***** Entries provided *****

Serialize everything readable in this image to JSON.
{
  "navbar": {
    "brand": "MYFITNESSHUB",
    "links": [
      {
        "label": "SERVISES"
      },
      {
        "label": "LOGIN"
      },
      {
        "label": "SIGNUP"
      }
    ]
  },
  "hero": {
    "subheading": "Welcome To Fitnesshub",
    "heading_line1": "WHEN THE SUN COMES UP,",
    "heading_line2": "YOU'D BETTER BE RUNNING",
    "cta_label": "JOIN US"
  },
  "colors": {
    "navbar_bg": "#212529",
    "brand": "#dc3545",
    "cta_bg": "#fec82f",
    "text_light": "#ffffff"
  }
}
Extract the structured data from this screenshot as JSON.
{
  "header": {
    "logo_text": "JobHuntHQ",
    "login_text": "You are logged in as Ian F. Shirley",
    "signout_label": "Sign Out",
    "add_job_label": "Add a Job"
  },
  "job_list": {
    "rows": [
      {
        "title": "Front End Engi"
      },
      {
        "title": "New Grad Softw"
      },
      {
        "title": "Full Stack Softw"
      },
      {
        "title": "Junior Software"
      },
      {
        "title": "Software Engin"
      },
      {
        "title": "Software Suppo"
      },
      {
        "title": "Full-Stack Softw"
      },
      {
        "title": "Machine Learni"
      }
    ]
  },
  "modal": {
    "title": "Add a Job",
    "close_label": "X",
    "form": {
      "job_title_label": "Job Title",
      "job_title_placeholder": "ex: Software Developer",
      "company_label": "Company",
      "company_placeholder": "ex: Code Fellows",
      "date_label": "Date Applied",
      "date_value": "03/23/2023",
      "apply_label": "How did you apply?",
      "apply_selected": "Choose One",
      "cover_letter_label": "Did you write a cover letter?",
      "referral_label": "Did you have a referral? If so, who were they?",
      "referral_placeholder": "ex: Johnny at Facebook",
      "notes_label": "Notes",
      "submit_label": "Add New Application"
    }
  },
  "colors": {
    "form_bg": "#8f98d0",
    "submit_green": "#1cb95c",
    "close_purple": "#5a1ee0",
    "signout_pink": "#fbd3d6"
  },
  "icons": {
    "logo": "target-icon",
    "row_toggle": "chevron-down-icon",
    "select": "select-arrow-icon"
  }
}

*****

» Directive: Lines that hold the word "Stack" are the ones to return, every one of them.

» Solution:
        "title": "Full Stack Softw"
        "title": "Full-Stack Softw"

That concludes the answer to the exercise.